What the task requires: Print the listing that follows, character for character.

Entries provided:
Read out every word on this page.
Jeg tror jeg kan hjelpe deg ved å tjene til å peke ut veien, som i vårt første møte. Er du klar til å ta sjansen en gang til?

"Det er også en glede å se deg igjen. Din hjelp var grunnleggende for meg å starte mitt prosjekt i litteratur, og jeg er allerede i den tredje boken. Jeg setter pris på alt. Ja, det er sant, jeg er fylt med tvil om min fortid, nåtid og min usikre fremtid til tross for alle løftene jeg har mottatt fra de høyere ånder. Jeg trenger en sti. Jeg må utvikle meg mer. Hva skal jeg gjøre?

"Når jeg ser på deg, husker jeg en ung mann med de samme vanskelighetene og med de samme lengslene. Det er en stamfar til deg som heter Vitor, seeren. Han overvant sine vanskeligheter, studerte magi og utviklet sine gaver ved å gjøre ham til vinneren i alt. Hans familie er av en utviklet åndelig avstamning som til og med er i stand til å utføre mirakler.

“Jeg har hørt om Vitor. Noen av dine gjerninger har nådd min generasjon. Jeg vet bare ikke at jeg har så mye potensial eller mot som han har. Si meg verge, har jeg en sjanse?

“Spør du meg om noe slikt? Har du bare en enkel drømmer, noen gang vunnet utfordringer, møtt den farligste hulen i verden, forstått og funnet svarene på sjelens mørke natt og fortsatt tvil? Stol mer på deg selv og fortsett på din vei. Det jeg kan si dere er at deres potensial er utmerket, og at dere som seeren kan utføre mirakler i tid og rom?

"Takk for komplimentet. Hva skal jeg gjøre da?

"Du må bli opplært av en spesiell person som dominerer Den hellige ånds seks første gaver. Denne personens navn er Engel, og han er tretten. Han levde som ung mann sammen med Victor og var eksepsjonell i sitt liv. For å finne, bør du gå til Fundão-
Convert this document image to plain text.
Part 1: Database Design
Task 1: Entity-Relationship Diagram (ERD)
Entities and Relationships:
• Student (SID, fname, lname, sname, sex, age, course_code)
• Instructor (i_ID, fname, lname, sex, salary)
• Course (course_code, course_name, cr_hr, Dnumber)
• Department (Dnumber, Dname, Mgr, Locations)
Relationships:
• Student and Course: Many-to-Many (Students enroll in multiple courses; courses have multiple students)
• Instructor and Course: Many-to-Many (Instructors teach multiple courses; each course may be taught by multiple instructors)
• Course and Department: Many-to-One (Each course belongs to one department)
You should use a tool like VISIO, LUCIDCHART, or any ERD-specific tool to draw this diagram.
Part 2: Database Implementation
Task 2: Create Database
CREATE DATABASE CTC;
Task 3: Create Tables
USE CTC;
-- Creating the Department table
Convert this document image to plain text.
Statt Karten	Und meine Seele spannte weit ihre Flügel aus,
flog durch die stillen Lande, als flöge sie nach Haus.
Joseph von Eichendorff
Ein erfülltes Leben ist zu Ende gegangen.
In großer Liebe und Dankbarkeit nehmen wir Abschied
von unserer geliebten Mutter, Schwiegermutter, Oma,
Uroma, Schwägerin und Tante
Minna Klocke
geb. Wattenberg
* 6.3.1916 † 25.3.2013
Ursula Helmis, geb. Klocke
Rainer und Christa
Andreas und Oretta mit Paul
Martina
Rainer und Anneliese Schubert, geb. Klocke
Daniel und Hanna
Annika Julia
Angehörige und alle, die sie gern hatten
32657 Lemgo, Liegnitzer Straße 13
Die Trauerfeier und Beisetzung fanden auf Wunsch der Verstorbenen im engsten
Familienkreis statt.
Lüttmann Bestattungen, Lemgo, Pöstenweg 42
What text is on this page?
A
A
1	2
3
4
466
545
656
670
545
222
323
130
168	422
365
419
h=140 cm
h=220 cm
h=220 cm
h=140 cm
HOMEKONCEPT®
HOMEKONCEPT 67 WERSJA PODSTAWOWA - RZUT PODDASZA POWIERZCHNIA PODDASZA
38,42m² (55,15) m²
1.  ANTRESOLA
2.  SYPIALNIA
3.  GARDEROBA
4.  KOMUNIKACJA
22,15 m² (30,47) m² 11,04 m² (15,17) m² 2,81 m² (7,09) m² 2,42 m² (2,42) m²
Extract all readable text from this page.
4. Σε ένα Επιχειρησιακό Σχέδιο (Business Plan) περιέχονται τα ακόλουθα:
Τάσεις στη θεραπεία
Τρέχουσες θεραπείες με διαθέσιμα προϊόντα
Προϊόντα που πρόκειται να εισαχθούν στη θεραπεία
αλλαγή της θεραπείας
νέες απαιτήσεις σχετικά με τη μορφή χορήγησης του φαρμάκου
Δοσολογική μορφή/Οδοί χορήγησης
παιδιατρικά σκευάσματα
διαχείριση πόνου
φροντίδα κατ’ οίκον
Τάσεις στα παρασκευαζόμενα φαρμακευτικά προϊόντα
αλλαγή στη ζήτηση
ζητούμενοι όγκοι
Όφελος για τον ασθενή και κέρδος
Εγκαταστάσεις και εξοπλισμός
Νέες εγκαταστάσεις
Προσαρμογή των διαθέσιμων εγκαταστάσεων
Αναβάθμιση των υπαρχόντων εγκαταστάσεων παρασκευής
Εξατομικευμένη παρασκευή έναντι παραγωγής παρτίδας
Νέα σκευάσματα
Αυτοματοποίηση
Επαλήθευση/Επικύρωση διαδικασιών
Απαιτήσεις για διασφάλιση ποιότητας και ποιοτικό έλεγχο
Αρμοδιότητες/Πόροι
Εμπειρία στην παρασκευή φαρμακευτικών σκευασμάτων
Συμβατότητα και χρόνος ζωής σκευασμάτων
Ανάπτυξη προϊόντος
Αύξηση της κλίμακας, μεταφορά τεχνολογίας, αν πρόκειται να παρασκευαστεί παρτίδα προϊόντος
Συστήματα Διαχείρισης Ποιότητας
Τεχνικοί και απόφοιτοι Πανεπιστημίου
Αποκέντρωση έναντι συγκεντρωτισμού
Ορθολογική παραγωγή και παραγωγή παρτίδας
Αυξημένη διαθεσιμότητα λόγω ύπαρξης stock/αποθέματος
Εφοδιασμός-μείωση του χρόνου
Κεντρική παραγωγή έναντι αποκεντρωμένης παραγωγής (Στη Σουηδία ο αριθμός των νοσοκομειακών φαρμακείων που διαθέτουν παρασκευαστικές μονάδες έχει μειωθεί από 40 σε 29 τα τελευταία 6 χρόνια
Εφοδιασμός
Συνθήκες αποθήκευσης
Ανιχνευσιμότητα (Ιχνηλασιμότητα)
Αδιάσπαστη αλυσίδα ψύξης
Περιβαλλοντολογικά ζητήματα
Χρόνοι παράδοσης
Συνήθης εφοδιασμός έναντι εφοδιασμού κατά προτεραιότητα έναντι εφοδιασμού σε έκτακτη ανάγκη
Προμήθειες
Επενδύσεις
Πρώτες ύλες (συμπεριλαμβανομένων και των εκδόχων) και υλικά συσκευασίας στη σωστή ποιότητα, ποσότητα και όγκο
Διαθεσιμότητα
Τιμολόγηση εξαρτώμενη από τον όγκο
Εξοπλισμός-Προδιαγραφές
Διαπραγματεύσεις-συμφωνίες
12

Task result:
Read out every word on this page.
Jeg tror jeg kan hjelpe deg ved å tjene til å peke ut veien, som i vårt første møte. Er du klar til å ta sjansen en gang til?

"Det er også en glede å se deg igjen. Din hjelp var grunnleggende for meg å starte mitt prosjekt i litteratur, og jeg er allerede i den tredje boken. Jeg setter pris på alt. Ja, det er sant, jeg er fylt med tvil om min fortid, nåtid og min usikre fremtid til tross for alle løftene jeg har mottatt fra de høyere ånder. Jeg trenger en sti. Jeg må utvikle meg mer. Hva skal jeg gjøre?

"Når jeg ser på deg, husker jeg en ung mann med de samme vanskelighetene og med de samme lengslene. Det er en stamfar til deg som heter Vitor, seeren. Han overvant sine vanskeligheter, studerte magi og utviklet sine gaver ved å gjøre ham til vinneren i alt. Hans familie er av en utviklet åndelig avstamning som til og med er i stand til å utføre mirakler.

“Jeg har hørt om Vitor. Noen av dine gjerninger har nådd min generasjon. Jeg vet bare ikke at jeg har så mye potensial eller mot som han har. Si meg verge, har jeg en sjanse?

“Spør du meg om noe slikt? Har du bare en enkel drømmer, noen gang vunnet utfordringer, møtt den farligste hulen i verden, forstått og funnet svarene på sjelens mørke natt og fortsatt tvil? Stol mer på deg selv og fortsett på din vei. Det jeg kan si dere er at deres potensial er utmerket, og at dere som seeren kan utføre mirakler i tid og rom?

"Takk for komplimentet. Hva skal jeg gjøre da?

"Du må bli opplært av en spesiell person som dominerer Den hellige ånds seks første gaver. Denne personens navn er Engel, og han er tretten. Han levde som ung mann sammen med Victor og var eksepsjonell i sitt liv. For å finne, bør du gå til Fundão-
Convert this document image to plain text.
Part 1: Database Design
Task 1: Entity-Relationship Diagram (ERD)
Entities and Relationships:
• Student (SID, fname, lname, sname, sex, age, course_code)
• Instructor (i_ID, fname, lname, sex, salary)
• Course (course_code, course_name, cr_hr, Dnumber)
• Department (Dnumber, Dname, Mgr, Locations)
Relationships:
• Student and Course: Many-to-Many (Students enroll in multiple courses; courses have multiple students)
• Instructor and Course: Many-to-Many (Instructors teach multiple courses; each course may be taught by multiple instructors)
• Course and Department: Many-to-One (Each course belongs to one department)
You should use a tool like VISIO, LUCIDCHART, or any ERD-specific tool to draw this diagram.
Part 2: Database Implementation
Task 2: Create Database
CREATE DATABASE CTC;
Task 3: Create Tables
USE CTC;
-- Creating the Department table
Convert this document image to plain text.
Statt Karten	Und meine Seele spannte weit ihre Flügel aus,
flog durch die stillen Lande, als flöge sie nach Haus.
Joseph von Eichendorff
Ein erfülltes Leben ist zu Ende gegangen.
In großer Liebe und Dankbarkeit nehmen wir Abschied
von unserer geliebten Mutter, Schwiegermutter, Oma,
Uroma, Schwägerin und Tante
Minna Klocke
geb. Wattenberg
* 6.3.1916 † 25.3.2013
Ursula Helmis, geb. Klocke
Rainer und Christa
Andreas und Oretta mit Paul
Martina
Rainer und Anneliese Schubert, geb. Klocke
Daniel und Hanna
Annika Julia
Angehörige und alle, die sie gern hatten
32657 Lemgo, Liegnitzer Straße 13
Die Trauerfeier und Beisetzung fanden auf Wunsch der Verstorbenen im engsten
Familienkreis statt.
Lüttmann Bestattungen, Lemgo, Pöstenweg 42
What text is on this page?
A
A
1	2
3
4
466
545
656
670
545
222
323
130
168	422
365
419
h=140 cm
h=220 cm
h=220 cm
h=140 cm
HOMEKONCEPT®
HOMEKONCEPT 67 WERSJA PODSTAWOWA - RZUT PODDASZA POWIERZCHNIA PODDASZA
38,42m² (55,15) m²
1.  ANTRESOLA
2.  SYPIALNIA
3.  GARDEROBA
4.  KOMUNIKACJA
22,15 m² (30,47) m² 11,04 m² (15,17) m² 2,81 m² (7,09) m² 2,42 m² (2,42) m²
Extract all readable text from this page.
4. Σε ένα Επιχειρησιακό Σχέδιο (Business Plan) περιέχονται τα ακόλουθα:
Τάσεις στη θεραπεία
Τρέχουσες θεραπείες με διαθέσιμα προϊόντα
Προϊόντα που πρόκειται να εισαχθούν στη θεραπεία
αλλαγή της θεραπείας
νέες απαιτήσεις σχετικά με τη μορφή χορήγησης του φαρμάκου
Δοσολογική μορφή/Οδοί χορήγησης
παιδιατρικά σκευάσματα
διαχείριση πόνου
φροντίδα κατ’ οίκον
Τάσεις στα παρασκευαζόμενα φαρμακευτικά προϊόντα
αλλαγή στη ζήτηση
ζητούμενοι όγκοι
Όφελος για τον ασθενή και κέρδος
Εγκαταστάσεις και εξοπλισμός
Νέες εγκαταστάσεις
Προσαρμογή των διαθέσιμων εγκαταστάσεων
Αναβάθμιση των υπαρχόντων εγκαταστάσεων παρασκευής
Εξατομικευμένη παρασκευή έναντι παραγωγής παρτίδας
Νέα σκευάσματα
Αυτοματοποίηση
Επαλήθευση/Επικύρωση διαδικασιών
Απαιτήσεις για διασφάλιση ποιότητας και ποιοτικό έλεγχο
Αρμοδιότητες/Πόροι
Εμπειρία στην παρασκευή φαρμακευτικών σκευασμάτων
Συμβατότητα και χρόνος ζωής σκευασμάτων
Ανάπτυξη προϊόντος
Αύξηση της κλίμακας, μεταφορά τεχνολογίας, αν πρόκειται να παρασκευαστεί παρτίδα προϊόντος
Συστήματα Διαχείρισης Ποιότητας
Τεχνικοί και απόφοιτοι Πανεπιστημίου
Αποκέντρωση έναντι συγκεντρωτισμού
Ορθολογική παραγωγή και παραγωγή παρτίδας
Αυξημένη διαθεσιμότητα λόγω ύπαρξης stock/αποθέματος
Εφοδιασμός-μείωση του χρόνου
Κεντρική παραγωγή έναντι αποκεντρωμένης παραγωγής (Στη Σουηδία ο αριθμός των νοσοκομειακών φαρμακείων που διαθέτουν παρασκευαστικές μονάδες έχει μειωθεί από 40 σε 29 τα τελευταία 6 χρόνια
Εφοδιασμός
Συνθήκες αποθήκευσης
Ανιχνευσιμότητα (Ιχνηλασιμότητα)
Αδιάσπαστη αλυσίδα ψύξης
Περιβαλλοντολογικά ζητήματα
Χρόνοι παράδοσης
Συνήθης εφοδιασμός έναντι εφοδιασμού κατά προτεραιότητα έναντι εφοδιασμού σε έκτακτη ανάγκη
Προμήθειες
Επενδύσεις
Πρώτες ύλες (συμπεριλαμβανομένων και των εκδόχων) και υλικά συσκευασίας στη σωστή ποιότητα, ποσότητα και όγκο
Διαθεσιμότητα
Τιμολόγηση εξαρτώμενη από τον όγκο
Εξοπλισμός-Προδιαγραφές
Διαπραγματεύσεις-συμφωνίες
12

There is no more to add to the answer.